Retype the material word for word.

[Figure record listings]
++++++++

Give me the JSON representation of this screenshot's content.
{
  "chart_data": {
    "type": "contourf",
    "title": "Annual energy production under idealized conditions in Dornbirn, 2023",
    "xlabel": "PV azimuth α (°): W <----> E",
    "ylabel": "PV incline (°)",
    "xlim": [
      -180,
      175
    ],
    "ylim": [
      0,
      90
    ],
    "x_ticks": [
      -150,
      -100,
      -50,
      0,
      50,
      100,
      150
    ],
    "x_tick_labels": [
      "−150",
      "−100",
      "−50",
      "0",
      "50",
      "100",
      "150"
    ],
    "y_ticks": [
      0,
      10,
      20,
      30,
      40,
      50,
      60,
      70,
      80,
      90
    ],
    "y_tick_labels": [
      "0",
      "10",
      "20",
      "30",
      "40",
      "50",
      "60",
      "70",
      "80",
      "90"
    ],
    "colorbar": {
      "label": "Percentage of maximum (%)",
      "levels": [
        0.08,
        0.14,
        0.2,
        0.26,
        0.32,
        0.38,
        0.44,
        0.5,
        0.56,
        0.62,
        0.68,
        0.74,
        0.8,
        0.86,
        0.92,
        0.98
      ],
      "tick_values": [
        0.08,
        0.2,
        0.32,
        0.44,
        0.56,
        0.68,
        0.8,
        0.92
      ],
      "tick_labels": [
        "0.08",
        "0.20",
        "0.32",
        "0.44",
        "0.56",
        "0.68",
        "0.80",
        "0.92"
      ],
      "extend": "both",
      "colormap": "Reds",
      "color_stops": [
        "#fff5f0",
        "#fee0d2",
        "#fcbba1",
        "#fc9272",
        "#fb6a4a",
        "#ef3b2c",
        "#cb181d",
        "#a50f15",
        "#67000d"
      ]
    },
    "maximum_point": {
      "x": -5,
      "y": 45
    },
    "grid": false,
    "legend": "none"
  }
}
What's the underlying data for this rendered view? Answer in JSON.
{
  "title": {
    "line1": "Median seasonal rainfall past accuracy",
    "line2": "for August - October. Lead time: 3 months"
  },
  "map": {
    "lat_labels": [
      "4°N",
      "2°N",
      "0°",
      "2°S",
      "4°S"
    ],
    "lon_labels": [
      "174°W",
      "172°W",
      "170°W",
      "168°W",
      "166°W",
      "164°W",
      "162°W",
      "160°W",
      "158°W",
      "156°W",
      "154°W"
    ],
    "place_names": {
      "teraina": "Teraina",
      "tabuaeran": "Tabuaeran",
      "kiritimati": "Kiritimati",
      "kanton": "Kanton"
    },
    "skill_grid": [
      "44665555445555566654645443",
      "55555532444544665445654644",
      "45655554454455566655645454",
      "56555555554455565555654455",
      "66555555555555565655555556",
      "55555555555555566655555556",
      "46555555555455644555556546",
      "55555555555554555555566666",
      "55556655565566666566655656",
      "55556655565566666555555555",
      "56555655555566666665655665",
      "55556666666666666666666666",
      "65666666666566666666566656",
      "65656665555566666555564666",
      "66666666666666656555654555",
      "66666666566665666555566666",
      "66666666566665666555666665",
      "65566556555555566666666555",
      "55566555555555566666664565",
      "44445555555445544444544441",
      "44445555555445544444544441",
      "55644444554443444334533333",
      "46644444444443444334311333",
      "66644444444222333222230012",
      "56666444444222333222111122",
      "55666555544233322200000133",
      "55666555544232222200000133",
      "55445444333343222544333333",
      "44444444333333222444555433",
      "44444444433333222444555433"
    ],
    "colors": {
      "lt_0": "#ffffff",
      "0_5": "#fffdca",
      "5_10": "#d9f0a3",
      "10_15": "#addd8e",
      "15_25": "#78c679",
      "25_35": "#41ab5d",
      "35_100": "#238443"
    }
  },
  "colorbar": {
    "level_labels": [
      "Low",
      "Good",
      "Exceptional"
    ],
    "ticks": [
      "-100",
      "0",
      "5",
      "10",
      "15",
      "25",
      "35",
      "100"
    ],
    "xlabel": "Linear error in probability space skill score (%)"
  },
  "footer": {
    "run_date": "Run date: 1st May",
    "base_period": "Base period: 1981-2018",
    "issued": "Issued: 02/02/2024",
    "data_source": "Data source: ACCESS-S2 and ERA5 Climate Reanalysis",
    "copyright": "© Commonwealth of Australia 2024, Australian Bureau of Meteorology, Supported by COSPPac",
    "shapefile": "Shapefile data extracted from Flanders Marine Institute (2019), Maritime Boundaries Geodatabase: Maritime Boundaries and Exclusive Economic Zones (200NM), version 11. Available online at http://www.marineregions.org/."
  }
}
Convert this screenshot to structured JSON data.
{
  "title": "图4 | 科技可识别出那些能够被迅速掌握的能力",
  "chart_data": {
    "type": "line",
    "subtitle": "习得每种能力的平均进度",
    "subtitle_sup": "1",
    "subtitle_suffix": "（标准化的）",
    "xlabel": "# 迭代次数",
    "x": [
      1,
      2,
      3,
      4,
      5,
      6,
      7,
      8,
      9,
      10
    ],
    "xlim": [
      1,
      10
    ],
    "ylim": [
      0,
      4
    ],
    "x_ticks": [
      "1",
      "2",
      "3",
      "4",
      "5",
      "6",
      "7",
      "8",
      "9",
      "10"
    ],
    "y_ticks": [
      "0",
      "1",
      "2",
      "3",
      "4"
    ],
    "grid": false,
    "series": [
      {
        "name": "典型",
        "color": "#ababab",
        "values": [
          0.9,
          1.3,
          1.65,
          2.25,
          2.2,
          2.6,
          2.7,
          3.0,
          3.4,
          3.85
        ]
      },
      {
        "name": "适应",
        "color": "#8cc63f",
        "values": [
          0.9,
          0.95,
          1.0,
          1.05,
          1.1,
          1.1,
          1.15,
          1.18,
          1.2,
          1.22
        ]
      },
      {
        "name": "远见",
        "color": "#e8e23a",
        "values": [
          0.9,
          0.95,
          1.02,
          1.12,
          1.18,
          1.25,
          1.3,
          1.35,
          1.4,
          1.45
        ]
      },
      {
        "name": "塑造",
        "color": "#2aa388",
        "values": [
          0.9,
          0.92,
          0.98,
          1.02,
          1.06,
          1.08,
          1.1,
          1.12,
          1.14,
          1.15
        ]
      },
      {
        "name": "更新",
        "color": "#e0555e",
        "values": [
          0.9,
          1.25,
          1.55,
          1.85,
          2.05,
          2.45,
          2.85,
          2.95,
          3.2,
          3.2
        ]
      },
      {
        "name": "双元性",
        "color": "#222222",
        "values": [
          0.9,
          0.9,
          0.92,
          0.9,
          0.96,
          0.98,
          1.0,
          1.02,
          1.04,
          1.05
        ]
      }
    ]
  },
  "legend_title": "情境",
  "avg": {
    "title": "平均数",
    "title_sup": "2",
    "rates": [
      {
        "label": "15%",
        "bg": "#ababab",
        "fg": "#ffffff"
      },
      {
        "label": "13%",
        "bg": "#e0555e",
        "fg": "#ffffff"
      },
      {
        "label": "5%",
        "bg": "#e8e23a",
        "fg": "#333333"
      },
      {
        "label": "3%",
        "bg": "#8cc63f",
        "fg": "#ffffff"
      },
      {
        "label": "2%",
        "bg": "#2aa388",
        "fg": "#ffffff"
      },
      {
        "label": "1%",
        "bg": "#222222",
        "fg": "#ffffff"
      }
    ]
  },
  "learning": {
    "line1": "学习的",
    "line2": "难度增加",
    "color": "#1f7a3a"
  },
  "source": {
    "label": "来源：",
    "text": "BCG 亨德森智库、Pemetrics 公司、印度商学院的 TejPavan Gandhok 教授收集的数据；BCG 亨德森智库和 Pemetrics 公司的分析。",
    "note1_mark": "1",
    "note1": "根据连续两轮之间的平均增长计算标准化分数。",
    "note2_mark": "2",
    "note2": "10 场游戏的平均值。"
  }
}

++++++++

> **EXERCISE RESPONSE**:
Give me the JSON representation of this screenshot's content.
{
  "chart_data": {
    "type": "contourf",
    "title": "Annual energy production under idealized conditions in Dornbirn, 2023",
    "xlabel": "PV azimuth α (°): W <----> E",
    "ylabel": "PV incline (°)",
    "xlim": [
      -180,
      175
    ],
    "ylim": [
      0,
      90
    ],
    "x_ticks": [
      -150,
      -100,
      -50,
      0,
      50,
      100,
      150
    ],
    "x_tick_labels": [
      "−150",
      "−100",
      "−50",
      "0",
      "50",
      "100",
      "150"
    ],
    "y_ticks": [
      0,
      10,
      20,
      30,
      40,
      50,
      60,
      70,
      80,
      90
    ],
    "y_tick_labels": [
      "0",
      "10",
      "20",
      "30",
      "40",
      "50",
      "60",
      "70",
      "80",
      "90"
    ],
    "colorbar": {
      "label": "Percentage of maximum (%)",
      "levels": [
        0.08,
        0.14,
        0.2,
        0.26,
        0.32,
        0.38,
        0.44,
        0.5,
        0.56,
        0.62,
        0.68,
        0.74,
        0.8,
        0.86,
        0.92,
        0.98
      ],
      "tick_values": [
        0.08,
        0.2,
        0.32,
        0.44,
        0.56,
        0.68,
        0.8,
        0.92
      ],
      "tick_labels": [
        "0.08",
        "0.20",
        "0.32",
        "0.44",
        "0.56",
        "0.68",
        "0.80",
        "0.92"
      ],
      "extend": "both",
      "colormap": "Reds",
      "color_stops": [
        "#fff5f0",
        "#fee0d2",
        "#fcbba1",
        "#fc9272",
        "#fb6a4a",
        "#ef3b2c",
        "#cb181d",
        "#a50f15",
        "#67000d"
      ]
    },
    "maximum_point": {
      "x": -5,
      "y": 45
    },
    "grid": false,
    "legend": "none"
  }
}
What's the underlying data for this rendered view? Answer in JSON.
{
  "title": {
    "line1": "Median seasonal rainfall past accuracy",
    "line2": "for August - October. Lead time: 3 months"
  },
  "map": {
    "lat_labels": [
      "4°N",
      "2°N",
      "0°",
      "2°S",
      "4°S"
    ],
    "lon_labels": [
      "174°W",
      "172°W",
      "170°W",
      "168°W",
      "166°W",
      "164°W",
      "162°W",
      "160°W",
      "158°W",
      "156°W",
      "154°W"
    ],
    "place_names": {
      "teraina": "Teraina",
      "tabuaeran": "Tabuaeran",
      "kiritimati": "Kiritimati",
      "kanton": "Kanton"
    },
    "skill_grid": [
      "44665555445555566654645443",
      "55555532444544665445654644",
      "45655554454455566655645454",
      "56555555554455565555654455",
      "66555555555555565655555556",
      "55555555555555566655555556",
      "46555555555455644555556546",
      "55555555555554555555566666",
      "55556655565566666566655656",
      "55556655565566666555555555",
      "56555655555566666665655665",
      "55556666666666666666666666",
      "65666666666566666666566656",
      "65656665555566666555564666",
      "66666666666666656555654555",
      "66666666566665666555566666",
      "66666666566665666555666665",
      "65566556555555566666666555",
      "55566555555555566666664565",
      "44445555555445544444544441",
      "44445555555445544444544441",
      "55644444554443444334533333",
      "46644444444443444334311333",
      "66644444444222333222230012",
      "56666444444222333222111122",
      "55666555544233322200000133",
      "55666555544232222200000133",
      "55445444333343222544333333",
      "44444444333333222444555433",
      "44444444433333222444555433"
    ],
    "colors": {
      "lt_0": "#ffffff",
      "0_5": "#fffdca",
      "5_10": "#d9f0a3",
      "10_15": "#addd8e",
      "15_25": "#78c679",
      "25_35": "#41ab5d",
      "35_100": "#238443"
    }
  },
  "colorbar": {
    "level_labels": [
      "Low",
      "Good",
      "Exceptional"
    ],
    "ticks": [
      "-100",
      "0",
      "5",
      "10",
      "15",
      "25",
      "35",
      "100"
    ],
    "xlabel": "Linear error in probability space skill score (%)"
  },
  "footer": {
    "run_date": "Run date: 1st May",
    "base_period": "Base period: 1981-2018",
    "issued": "Issued: 02/02/2024",
    "data_source": "Data source: ACCESS-S2 and ERA5 Climate Reanalysis",
    "copyright": "© Commonwealth of Australia 2024, Australian Bureau of Meteorology, Supported by COSPPac",
    "shapefile": "Shapefile data extracted from Flanders Marine Institute (2019), Maritime Boundaries Geodatabase: Maritime Boundaries and Exclusive Economic Zones (200NM), version 11. Available online at http://www.marineregions.org/."
  }
}
Convert this screenshot to structured JSON data.
{
  "title": "图4 | 科技可识别出那些能够被迅速掌握的能力",
  "chart_data": {
    "type": "line",
    "subtitle": "习得每种能力的平均进度",
    "subtitle_sup": "1",
    "subtitle_suffix": "（标准化的）",
    "xlabel": "# 迭代次数",
    "x": [
      1,
      2,
      3,
      4,
      5,
      6,
      7,
      8,
      9,
      10
    ],
    "xlim": [
      1,
      10
    ],
    "ylim": [
      0,
      4
    ],
    "x_ticks": [
      "1",
      "2",
      "3",
      "4",
      "5",
      "6",
      "7",
      "8",
      "9",
      "10"
    ],
    "y_ticks": [
      "0",
      "1",
      "2",
      "3",
      "4"
    ],
    "grid": false,
    "series": [
      {
        "name": "典型",
        "color": "#ababab",
        "values": [
          0.9,
          1.3,
          1.65,
          2.25,
          2.2,
          2.6,
          2.7,
          3.0,
          3.4,
          3.85
        ]
      },
      {
        "name": "适应",
        "color": "#8cc63f",
        "values": [
          0.9,
          0.95,
          1.0,
          1.05,
          1.1,
          1.1,
          1.15,
          1.18,
          1.2,
          1.22
        ]
      },
      {
        "name": "远见",
        "color": "#e8e23a",
        "values": [
          0.9,
          0.95,
          1.02,
          1.12,
          1.18,
          1.25,
          1.3,
          1.35,
          1.4,
          1.45
        ]
      },
      {
        "name": "塑造",
        "color": "#2aa388",
        "values": [
          0.9,
          0.92,
          0.98,
          1.02,
          1.06,
          1.08,
          1.1,
          1.12,
          1.14,
          1.15
        ]
      },
      {
        "name": "更新",
        "color": "#e0555e",
        "values": [
          0.9,
          1.25,
          1.55,
          1.85,
          2.05,
          2.45,
          2.85,
          2.95,
          3.2,
          3.2
        ]
      },
      {
        "name": "双元性",
        "color": "#222222",
        "values": [
          0.9,
          0.9,
          0.92,
          0.9,
          0.96,
          0.98,
          1.0,
          1.02,
          1.04,
          1.05
        ]
      }
    ]
  },
  "legend_title": "情境",
  "avg": {
    "title": "平均数",
    "title_sup": "2",
    "rates": [
      {
        "label": "15%",
        "bg": "#ababab",
        "fg": "#ffffff"
      },
      {
        "label": "13%",
        "bg": "#e0555e",
        "fg": "#ffffff"
      },
      {
        "label": "5%",
        "bg": "#e8e23a",
        "fg": "#333333"
      },
      {
        "label": "3%",
        "bg": "#8cc63f",
        "fg": "#ffffff"
      },
      {
        "label": "2%",
        "bg": "#2aa388",
        "fg": "#ffffff"
      },
      {
        "label": "1%",
        "bg": "#222222",
        "fg": "#ffffff"
      }
    ]
  },
  "learning": {
    "line1": "学习的",
    "line2": "难度增加",
    "color": "#1f7a3a"
  },
  "source": {
    "label": "来源：",
    "text": "BCG 亨德森智库、Pemetrics 公司、印度商学院的 TejPavan Gandhok 教授收集的数据；BCG 亨德森智库和 Pemetrics 公司的分析。",
    "note1_mark": "1",
    "note1": "根据连续两轮之间的平均增长计算标准化分数。",
    "note2_mark": "2",
    "note2": "10 场游戏的平均值。"
  }
}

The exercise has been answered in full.